• _Exercise goal_
Restate the complete material exactly.

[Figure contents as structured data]
- - -

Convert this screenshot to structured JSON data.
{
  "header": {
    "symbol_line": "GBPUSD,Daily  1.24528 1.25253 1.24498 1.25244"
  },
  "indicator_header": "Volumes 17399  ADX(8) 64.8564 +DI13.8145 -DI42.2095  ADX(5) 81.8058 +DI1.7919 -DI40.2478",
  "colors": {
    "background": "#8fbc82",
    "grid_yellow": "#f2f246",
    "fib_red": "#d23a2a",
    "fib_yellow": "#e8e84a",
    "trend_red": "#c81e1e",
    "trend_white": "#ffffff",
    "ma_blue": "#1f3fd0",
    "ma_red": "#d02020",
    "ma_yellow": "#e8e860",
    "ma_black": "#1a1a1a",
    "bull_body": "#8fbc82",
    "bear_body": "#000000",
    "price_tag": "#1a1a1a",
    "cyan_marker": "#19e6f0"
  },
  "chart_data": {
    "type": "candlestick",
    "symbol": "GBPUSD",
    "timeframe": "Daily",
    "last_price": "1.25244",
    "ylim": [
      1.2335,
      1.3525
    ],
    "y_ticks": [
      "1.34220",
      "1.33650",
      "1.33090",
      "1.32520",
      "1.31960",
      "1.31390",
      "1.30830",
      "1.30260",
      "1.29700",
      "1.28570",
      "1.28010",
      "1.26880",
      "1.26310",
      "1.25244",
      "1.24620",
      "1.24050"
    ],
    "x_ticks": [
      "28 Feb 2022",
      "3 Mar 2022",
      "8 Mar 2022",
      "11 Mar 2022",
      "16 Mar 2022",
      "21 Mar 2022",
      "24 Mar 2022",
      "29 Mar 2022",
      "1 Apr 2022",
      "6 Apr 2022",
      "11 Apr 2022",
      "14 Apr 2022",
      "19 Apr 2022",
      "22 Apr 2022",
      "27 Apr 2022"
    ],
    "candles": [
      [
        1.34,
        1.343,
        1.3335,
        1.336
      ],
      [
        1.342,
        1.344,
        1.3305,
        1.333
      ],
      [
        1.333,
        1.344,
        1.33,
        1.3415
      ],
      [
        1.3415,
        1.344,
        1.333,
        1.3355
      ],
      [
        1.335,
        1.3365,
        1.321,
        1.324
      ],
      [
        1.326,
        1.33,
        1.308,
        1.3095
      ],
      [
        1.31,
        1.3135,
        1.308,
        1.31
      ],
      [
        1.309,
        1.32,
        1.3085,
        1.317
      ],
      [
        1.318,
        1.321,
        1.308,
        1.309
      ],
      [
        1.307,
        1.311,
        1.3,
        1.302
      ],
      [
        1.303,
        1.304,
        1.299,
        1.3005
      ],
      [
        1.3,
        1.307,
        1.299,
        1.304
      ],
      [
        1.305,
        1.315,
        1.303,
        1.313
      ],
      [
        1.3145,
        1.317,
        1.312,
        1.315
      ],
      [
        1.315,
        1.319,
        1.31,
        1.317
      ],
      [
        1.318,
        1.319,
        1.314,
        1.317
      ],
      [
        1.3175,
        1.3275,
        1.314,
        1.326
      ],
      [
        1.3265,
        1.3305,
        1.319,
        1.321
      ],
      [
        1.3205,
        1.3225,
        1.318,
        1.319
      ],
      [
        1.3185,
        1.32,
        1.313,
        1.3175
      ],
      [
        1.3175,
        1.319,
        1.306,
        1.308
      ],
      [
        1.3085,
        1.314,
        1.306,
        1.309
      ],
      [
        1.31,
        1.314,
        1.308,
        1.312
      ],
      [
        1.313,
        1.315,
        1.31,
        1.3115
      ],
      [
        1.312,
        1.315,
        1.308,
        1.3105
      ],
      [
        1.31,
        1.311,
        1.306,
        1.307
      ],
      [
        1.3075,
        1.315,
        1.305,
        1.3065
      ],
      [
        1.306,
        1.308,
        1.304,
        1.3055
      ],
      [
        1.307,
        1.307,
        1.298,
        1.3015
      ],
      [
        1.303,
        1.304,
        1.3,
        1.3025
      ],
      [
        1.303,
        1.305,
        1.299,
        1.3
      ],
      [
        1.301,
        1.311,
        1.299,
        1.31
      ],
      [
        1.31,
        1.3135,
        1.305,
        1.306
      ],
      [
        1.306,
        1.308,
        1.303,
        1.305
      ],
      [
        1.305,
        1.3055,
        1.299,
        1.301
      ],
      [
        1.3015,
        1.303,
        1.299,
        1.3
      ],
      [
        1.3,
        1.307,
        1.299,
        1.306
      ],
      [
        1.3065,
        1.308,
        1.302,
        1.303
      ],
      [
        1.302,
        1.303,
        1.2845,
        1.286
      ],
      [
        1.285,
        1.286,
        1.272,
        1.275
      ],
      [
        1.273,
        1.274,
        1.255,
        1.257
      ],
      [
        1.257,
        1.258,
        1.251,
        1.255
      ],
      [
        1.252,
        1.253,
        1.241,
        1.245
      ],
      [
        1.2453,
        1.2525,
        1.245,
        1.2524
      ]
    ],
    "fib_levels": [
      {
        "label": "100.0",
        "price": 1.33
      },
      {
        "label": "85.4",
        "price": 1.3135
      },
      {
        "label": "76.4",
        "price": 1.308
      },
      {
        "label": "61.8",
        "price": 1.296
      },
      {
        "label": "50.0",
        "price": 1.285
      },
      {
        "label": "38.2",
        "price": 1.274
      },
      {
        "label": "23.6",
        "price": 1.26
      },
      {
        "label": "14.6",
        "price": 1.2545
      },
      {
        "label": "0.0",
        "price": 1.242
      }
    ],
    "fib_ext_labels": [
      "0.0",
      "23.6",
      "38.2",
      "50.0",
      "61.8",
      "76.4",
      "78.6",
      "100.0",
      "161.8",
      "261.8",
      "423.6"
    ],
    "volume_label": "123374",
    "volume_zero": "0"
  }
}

- - -

• _Reply to the exercise_
Convert this screenshot to structured JSON data.
{
  "header": {
    "symbol_line": "GBPUSD,Daily  1.24528 1.25253 1.24498 1.25244"
  },
  "indicator_header": "Volumes 17399  ADX(8) 64.8564 +DI13.8145 -DI42.2095  ADX(5) 81.8058 +DI1.7919 -DI40.2478",
  "colors": {
    "background": "#8fbc82",
    "grid_yellow": "#f2f246",
    "fib_red": "#d23a2a",
    "fib_yellow": "#e8e84a",
    "trend_red": "#c81e1e",
    "trend_white": "#ffffff",
    "ma_blue": "#1f3fd0",
    "ma_red": "#d02020",
    "ma_yellow": "#e8e860",
    "ma_black": "#1a1a1a",
    "bull_body": "#8fbc82",
    "bear_body": "#000000",
    "price_tag": "#1a1a1a",
    "cyan_marker": "#19e6f0"
  },
  "chart_data": {
    "type": "candlestick",
    "symbol": "GBPUSD",
    "timeframe": "Daily",
    "last_price": "1.25244",
    "ylim": [
      1.2335,
      1.3525
    ],
    "y_ticks": [
      "1.34220",
      "1.33650",
      "1.33090",
      "1.32520",
      "1.31960",
      "1.31390",
      "1.30830",
      "1.30260",
      "1.29700",
      "1.28570",
      "1.28010",
      "1.26880",
      "1.26310",
      "1.25244",
      "1.24620",
      "1.24050"
    ],
    "x_ticks": [
      "28 Feb 2022",
      "3 Mar 2022",
      "8 Mar 2022",
      "11 Mar 2022",
      "16 Mar 2022",
      "21 Mar 2022",
      "24 Mar 2022",
      "29 Mar 2022",
      "1 Apr 2022",
      "6 Apr 2022",
      "11 Apr 2022",
      "14 Apr 2022",
      "19 Apr 2022",
      "22 Apr 2022",
      "27 Apr 2022"
    ],
    "candles": [
      [
        1.34,
        1.343,
        1.3335,
        1.336
      ],
      [
        1.342,
        1.344,
        1.3305,
        1.333
      ],
      [
        1.333,
        1.344,
        1.33,
        1.3415
      ],
      [
        1.3415,
        1.344,
        1.333,
        1.3355
      ],
      [
        1.335,
        1.3365,
        1.321,
        1.324
      ],
      [
        1.326,
        1.33,
        1.308,
        1.3095
      ],
      [
        1.31,
        1.3135,
        1.308,
        1.31
      ],
      [
        1.309,
        1.32,
        1.3085,
        1.317
      ],
      [
        1.318,
        1.321,
        1.308,
        1.309
      ],
      [
        1.307,
        1.311,
        1.3,
        1.302
      ],
      [
        1.303,
        1.304,
        1.299,
        1.3005
      ],
      [
        1.3,
        1.307,
        1.299,
        1.304
      ],
      [
        1.305,
        1.315,
        1.303,
        1.313
      ],
      [
        1.3145,
        1.317,
        1.312,
        1.315
      ],
      [
        1.315,
        1.319,
        1.31,
        1.317
      ],
      [
        1.318,
        1.319,
        1.314,
        1.317
      ],
      [
        1.3175,
        1.3275,
        1.314,
        1.326
      ],
      [
        1.3265,
        1.3305,
        1.319,
        1.321
      ],
      [
        1.3205,
        1.3225,
        1.318,
        1.319
      ],
      [
        1.3185,
        1.32,
        1.313,
        1.3175
      ],
      [
        1.3175,
        1.319,
        1.306,
        1.308
      ],
      [
        1.3085,
        1.314,
        1.306,
        1.309
      ],
      [
        1.31,
        1.314,
        1.308,
        1.312
      ],
      [
        1.313,
        1.315,
        1.31,
        1.3115
      ],
      [
        1.312,
        1.315,
        1.308,
        1.3105
      ],
      [
        1.31,
        1.311,
        1.306,
        1.307
      ],
      [
        1.3075,
        1.315,
        1.305,
        1.3065
      ],
      [
        1.306,
        1.308,
        1.304,
        1.3055
      ],
      [
        1.307,
        1.307,
        1.298,
        1.3015
      ],
      [
        1.303,
        1.304,
        1.3,
        1.3025
      ],
      [
        1.303,
        1.305,
        1.299,
        1.3
      ],
      [
        1.301,
        1.311,
        1.299,
        1.31
      ],
      [
        1.31,
        1.3135,
        1.305,
        1.306
      ],
      [
        1.306,
        1.308,
        1.303,
        1.305
      ],
      [
        1.305,
        1.3055,
        1.299,
        1.301
      ],
      [
        1.3015,
        1.303,
        1.299,
        1.3
      ],
      [
        1.3,
        1.307,
        1.299,
        1.306
      ],
      [
        1.3065,
        1.308,
        1.302,
        1.303
      ],
      [
        1.302,
        1.303,
        1.2845,
        1.286
      ],
      [
        1.285,
        1.286,
        1.272,
        1.275
      ],
      [
        1.273,
        1.274,
        1.255,
        1.257
      ],
      [
        1.257,
        1.258,
        1.251,
        1.255
      ],
      [
        1.252,
        1.253,
        1.241,
        1.245
      ],
      [
        1.2453,
        1.2525,
        1.245,
        1.2524
      ]
    ],
    "fib_levels": [
      {
        "label": "100.0",
        "price": 1.33
      },
      {
        "label": "85.4",
        "price": 1.3135
      },
      {
        "label": "76.4",
        "price": 1.308
      },
      {
        "label": "61.8",
        "price": 1.296
      },
      {
        "label": "50.0",
        "price": 1.285
      },
      {
        "label": "38.2",
        "price": 1.274
      },
      {
        "label": "23.6",
        "price": 1.26
      },
      {
        "label": "14.6",
        "price": 1.2545
      },
      {
        "label": "0.0",
        "price": 1.242
      }
    ],
    "fib_ext_labels": [
      "0.0",
      "23.6",
      "38.2",
      "50.0",
      "61.8",
      "76.4",
      "78.6",
      "100.0",
      "161.8",
      "261.8",
      "423.6"
    ],
    "volume_label": "123374",
    "volume_zero": "0"
  }
}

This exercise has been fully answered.